- What you should do
From the records below, extract all the text exactly and leave the images behind.

Begin Exercise material

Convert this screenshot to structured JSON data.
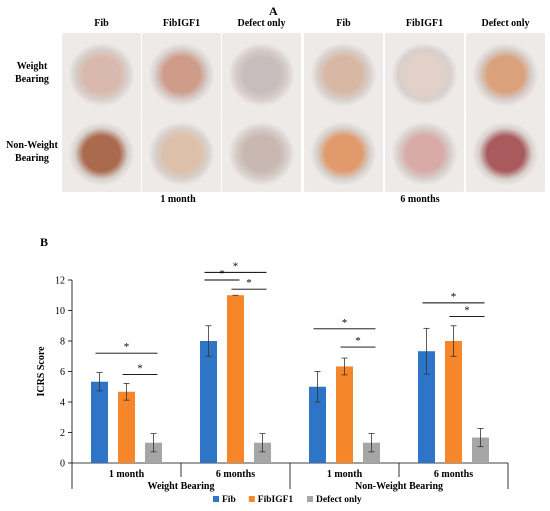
{
  "panel_a": {
    "label": "A",
    "columns": [
      "Fib",
      "FibIGF1",
      "Defect only",
      "Fib",
      "FibIGF1",
      "Defect only"
    ],
    "rows": [
      {
        "line1": "Weight",
        "line2": "Bearing"
      },
      {
        "line1": "Non-Weight",
        "line2": "Bearing"
      }
    ],
    "time_labels": [
      "1 month",
      "6 months"
    ],
    "photo_tints": [
      [
        "#d9b9ad",
        "#cf9c8a",
        "#c8bdbd",
        "#d8b8a4",
        "#e2d0c9",
        "#d9a27c"
      ],
      [
        "#a96a4e",
        "#dcc0aa",
        "#c9b8b2",
        "#e09a6c",
        "#d8aaa8",
        "#a85a5c"
      ]
    ],
    "photo_icon": "cartilage-defect-photo"
  },
  "panel_b": {
    "label": "B"
  },
  "chart_data": {
    "type": "bar",
    "ylabel": "ICRS Score",
    "ylim": [
      0,
      12
    ],
    "yticks": [
      0,
      2,
      4,
      6,
      8,
      10,
      12
    ],
    "groups": [
      {
        "name": "Weight  Bearing",
        "categories": [
          "1 month",
          "6 months"
        ]
      },
      {
        "name": "Non-Weight  Bearing",
        "categories": [
          "1 month",
          "6 months"
        ]
      }
    ],
    "categories": [
      "1 month",
      "6 months",
      "1 month",
      "6 months"
    ],
    "series": [
      {
        "name": "Fib",
        "color": "#2e75c8",
        "values": [
          5.33,
          8.0,
          5.0,
          7.33
        ],
        "errors": [
          0.6,
          1.0,
          1.0,
          1.5
        ]
      },
      {
        "name": "FibIGF1",
        "color": "#f5862a",
        "values": [
          4.67,
          11.0,
          6.33,
          8.0
        ],
        "errors": [
          0.55,
          0.0,
          0.55,
          1.0
        ]
      },
      {
        "name": "Defect only",
        "color": "#a6a6a6",
        "values": [
          1.33,
          1.33,
          1.33,
          1.67
        ],
        "errors": [
          0.6,
          0.6,
          0.6,
          0.6
        ]
      }
    ],
    "significance": [
      {
        "category": 0,
        "from": 0,
        "to": 2,
        "level": 7.2,
        "label": "*"
      },
      {
        "category": 0,
        "from": 1,
        "to": 2,
        "level": 5.8,
        "label": "*"
      },
      {
        "category": 1,
        "from": 0,
        "to": 2,
        "level": 12.5,
        "label": "*"
      },
      {
        "category": 1,
        "from": 0,
        "to": 1,
        "level": 12.0,
        "label": "*"
      },
      {
        "category": 1,
        "from": 1,
        "to": 2,
        "level": 11.4,
        "label": "*"
      },
      {
        "category": 2,
        "from": 0,
        "to": 2,
        "level": 8.8,
        "label": "*"
      },
      {
        "category": 2,
        "from": 1,
        "to": 2,
        "level": 7.6,
        "label": "*"
      },
      {
        "category": 3,
        "from": 0,
        "to": 2,
        "level": 10.5,
        "label": "*"
      },
      {
        "category": 3,
        "from": 1,
        "to": 2,
        "level": 9.6,
        "label": "*"
      }
    ],
    "legend": [
      "Fib",
      "FibIGF1",
      "Defect only"
    ],
    "legend_position": "bottom"
  }
}
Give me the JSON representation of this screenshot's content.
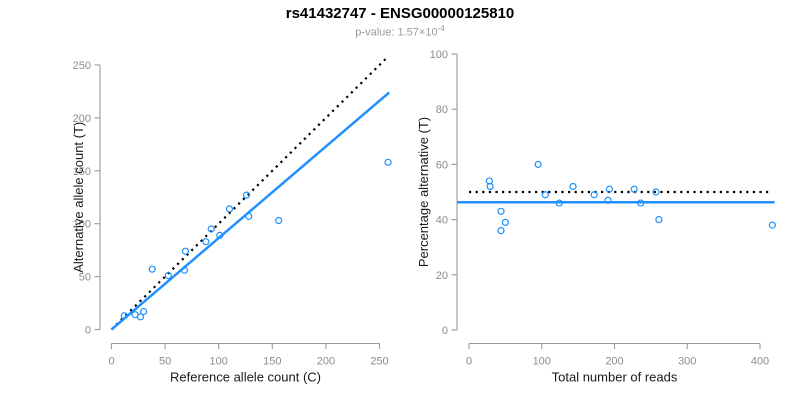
{
  "figure": {
    "title": "rs41432747 - ENSG00000125810",
    "subtitle_prefix": "p-value: ",
    "subtitle_mantissa": "1.57×10",
    "subtitle_exponent": "-4",
    "colors": {
      "background": "#FFFFFF",
      "accent_blue": "#1E90FF",
      "identity_black": "#000000",
      "axis_line_gray": "#999999",
      "tick_text_gray": "#8C8C8C",
      "axis_label_dark": "#1A1A1A",
      "subtitle_gray": "#9A9A9A"
    }
  },
  "chart_data": [
    {
      "type": "scatter",
      "name": "allele-counts",
      "xlabel": "Reference allele count (C)",
      "ylabel": "Alternative allele count (T)",
      "xticks": [
        0,
        50,
        100,
        150,
        200,
        250
      ],
      "yticks": [
        0,
        50,
        100,
        150,
        200,
        250
      ],
      "xlim": [
        0,
        250
      ],
      "ylim": [
        0,
        250
      ],
      "grid": false,
      "legend": false,
      "points": [
        [
          12,
          13
        ],
        [
          22,
          14
        ],
        [
          27,
          12
        ],
        [
          30,
          17
        ],
        [
          38,
          57
        ],
        [
          53,
          51
        ],
        [
          68,
          56
        ],
        [
          69,
          74
        ],
        [
          88,
          83
        ],
        [
          93,
          95
        ],
        [
          101,
          89
        ],
        [
          110,
          114
        ],
        [
          126,
          127
        ],
        [
          128,
          107
        ],
        [
          156,
          103
        ],
        [
          258,
          158
        ]
      ],
      "lines": [
        {
          "name": "identity-line",
          "style": "dotted",
          "color": "#000000",
          "from": [
            0,
            0
          ],
          "to": [
            258,
            258
          ]
        },
        {
          "name": "regression-line",
          "style": "solid",
          "color": "#1E90FF",
          "from": [
            0,
            0
          ],
          "to": [
            259,
            224
          ]
        }
      ]
    },
    {
      "type": "scatter",
      "name": "percentage-alternative",
      "xlabel": "Total number of reads",
      "ylabel": "Percentage alternative (T)",
      "xticks": [
        0,
        100,
        200,
        300,
        400
      ],
      "yticks": [
        0,
        20,
        40,
        60,
        80,
        100
      ],
      "xlim": [
        0,
        400
      ],
      "ylim": [
        0,
        100
      ],
      "grid": false,
      "legend": false,
      "points": [
        [
          28,
          54
        ],
        [
          29,
          52
        ],
        [
          44,
          43
        ],
        [
          44,
          36
        ],
        [
          50,
          39
        ],
        [
          95,
          60
        ],
        [
          105,
          49
        ],
        [
          124,
          46
        ],
        [
          143,
          52
        ],
        [
          172,
          49
        ],
        [
          191,
          47
        ],
        [
          193,
          51
        ],
        [
          227,
          51
        ],
        [
          236,
          46
        ],
        [
          257,
          50
        ],
        [
          261,
          40
        ],
        [
          417,
          38
        ]
      ],
      "lines": [
        {
          "name": "expected-50pct-line",
          "style": "dotted",
          "color": "#000000",
          "from": [
            0,
            50
          ],
          "to": [
            414,
            50
          ]
        },
        {
          "name": "observed-mean-line",
          "style": "solid",
          "color": "#1E90FF",
          "from": [
            -16,
            46.3
          ],
          "to": [
            420,
            46.3
          ]
        }
      ]
    }
  ]
}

End Exercise material

- Completed task
Convert this screenshot to structured JSON data.
{
  "panel_a": {
    "label": "A",
    "columns": [
      "Fib",
      "FibIGF1",
      "Defect only",
      "Fib",
      "FibIGF1",
      "Defect only"
    ],
    "rows": [
      {
        "line1": "Weight",
        "line2": "Bearing"
      },
      {
        "line1": "Non-Weight",
        "line2": "Bearing"
      }
    ],
    "time_labels": [
      "1 month",
      "6 months"
    ],
    "photo_tints": [
      [
        "#d9b9ad",
        "#cf9c8a",
        "#c8bdbd",
        "#d8b8a4",
        "#e2d0c9",
        "#d9a27c"
      ],
      [
        "#a96a4e",
        "#dcc0aa",
        "#c9b8b2",
        "#e09a6c",
        "#d8aaa8",
        "#a85a5c"
      ]
    ],
    "photo_icon": "cartilage-defect-photo"
  },
  "panel_b": {
    "label": "B"
  },
  "chart_data": {
    "type": "bar",
    "ylabel": "ICRS Score",
    "ylim": [
      0,
      12
    ],
    "yticks": [
      0,
      2,
      4,
      6,
      8,
      10,
      12
    ],
    "groups": [
      {
        "name": "Weight  Bearing",
        "categories": [
          "1 month",
          "6 months"
        ]
      },
      {
        "name": "Non-Weight  Bearing",
        "categories": [
          "1 month",
          "6 months"
        ]
      }
    ],
    "categories": [
      "1 month",
      "6 months",
      "1 month",
      "6 months"
    ],
    "series": [
      {
        "name": "Fib",
        "color": "#2e75c8",
        "values": [
          5.33,
          8.0,
          5.0,
          7.33
        ],
        "errors": [
          0.6,
          1.0,
          1.0,
          1.5
        ]
      },
      {
        "name": "FibIGF1",
        "color": "#f5862a",
        "values": [
          4.67,
          11.0,
          6.33,
          8.0
        ],
        "errors": [
          0.55,
          0.0,
          0.55,
          1.0
        ]
      },
      {
        "name": "Defect only",
        "color": "#a6a6a6",
        "values": [
          1.33,
          1.33,
          1.33,
          1.67
        ],
        "errors": [
          0.6,
          0.6,
          0.6,
          0.6
        ]
      }
    ],
    "significance": [
      {
        "category": 0,
        "from": 0,
        "to": 2,
        "level": 7.2,
        "label": "*"
      },
      {
        "category": 0,
        "from": 1,
        "to": 2,
        "level": 5.8,
        "label": "*"
      },
      {
        "category": 1,
        "from": 0,
        "to": 2,
        "level": 12.5,
        "label": "*"
      },
      {
        "category": 1,
        "from": 0,
        "to": 1,
        "level": 12.0,
        "label": "*"
      },
      {
        "category": 1,
        "from": 1,
        "to": 2,
        "level": 11.4,
        "label": "*"
      },
      {
        "category": 2,
        "from": 0,
        "to": 2,
        "level": 8.8,
        "label": "*"
      },
      {
        "category": 2,
        "from": 1,
        "to": 2,
        "level": 7.6,
        "label": "*"
      },
      {
        "category": 3,
        "from": 0,
        "to": 2,
        "level": 10.5,
        "label": "*"
      },
      {
        "category": 3,
        "from": 1,
        "to": 2,
        "level": 9.6,
        "label": "*"
      }
    ],
    "legend": [
      "Fib",
      "FibIGF1",
      "Defect only"
    ],
    "legend_position": "bottom"
  }
}
Give me the JSON representation of this screenshot's content.
{
  "figure": {
    "title": "rs41432747 - ENSG00000125810",
    "subtitle_prefix": "p-value: ",
    "subtitle_mantissa": "1.57×10",
    "subtitle_exponent": "-4",
    "colors": {
      "background": "#FFFFFF",
      "accent_blue": "#1E90FF",
      "identity_black": "#000000",
      "axis_line_gray": "#999999",
      "tick_text_gray": "#8C8C8C",
      "axis_label_dark": "#1A1A1A",
      "subtitle_gray": "#9A9A9A"
    }
  },
  "chart_data": [
    {
      "type": "scatter",
      "name": "allele-counts",
      "xlabel": "Reference allele count (C)",
      "ylabel": "Alternative allele count (T)",
      "xticks": [
        0,
        50,
        100,
        150,
        200,
        250
      ],
      "yticks": [
        0,
        50,
        100,
        150,
        200,
        250
      ],
      "xlim": [
        0,
        250
      ],
      "ylim": [
        0,
        250
      ],
      "grid": false,
      "legend": false,
      "points": [
        [
          12,
          13
        ],
        [
          22,
          14
        ],
        [
          27,
          12
        ],
        [
          30,
          17
        ],
        [
          38,
          57
        ],
        [
          53,
          51
        ],
        [
          68,
          56
        ],
        [
          69,
          74
        ],
        [
          88,
          83
        ],
        [
          93,
          95
        ],
        [
          101,
          89
        ],
        [
          110,
          114
        ],
        [
          126,
          127
        ],
        [
          128,
          107
        ],
        [
          156,
          103
        ],
        [
          258,
          158
        ]
      ],
      "lines": [
        {
          "name": "identity-line",
          "style": "dotted",
          "color": "#000000",
          "from": [
            0,
            0
          ],
          "to": [
            258,
            258
          ]
        },
        {
          "name": "regression-line",
          "style": "solid",
          "color": "#1E90FF",
          "from": [
            0,
            0
          ],
          "to": [
            259,
            224
          ]
        }
      ]
    },
    {
      "type": "scatter",
      "name": "percentage-alternative",
      "xlabel": "Total number of reads",
      "ylabel": "Percentage alternative (T)",
      "xticks": [
        0,
        100,
        200,
        300,
        400
      ],
      "yticks": [
        0,
        20,
        40,
        60,
        80,
        100
      ],
      "xlim": [
        0,
        400
      ],
      "ylim": [
        0,
        100
      ],
      "grid": false,
      "legend": false,
      "points": [
        [
          28,
          54
        ],
        [
          29,
          52
        ],
        [
          44,
          43
        ],
        [
          44,
          36
        ],
        [
          50,
          39
        ],
        [
          95,
          60
        ],
        [
          105,
          49
        ],
        [
          124,
          46
        ],
        [
          143,
          52
        ],
        [
          172,
          49
        ],
        [
          191,
          47
        ],
        [
          193,
          51
        ],
        [
          227,
          51
        ],
        [
          236,
          46
        ],
        [
          257,
          50
        ],
        [
          261,
          40
        ],
        [
          417,
          38
        ]
      ],
      "lines": [
        {
          "name": "expected-50pct-line",
          "style": "dotted",
          "color": "#000000",
          "from": [
            0,
            50
          ],
          "to": [
            414,
            50
          ]
        },
        {
          "name": "observed-mean-line",
          "style": "solid",
          "color": "#1E90FF",
          "from": [
            -16,
            46.3
          ],
          "to": [
            420,
            46.3
          ]
        }
      ]
    }
  ]
}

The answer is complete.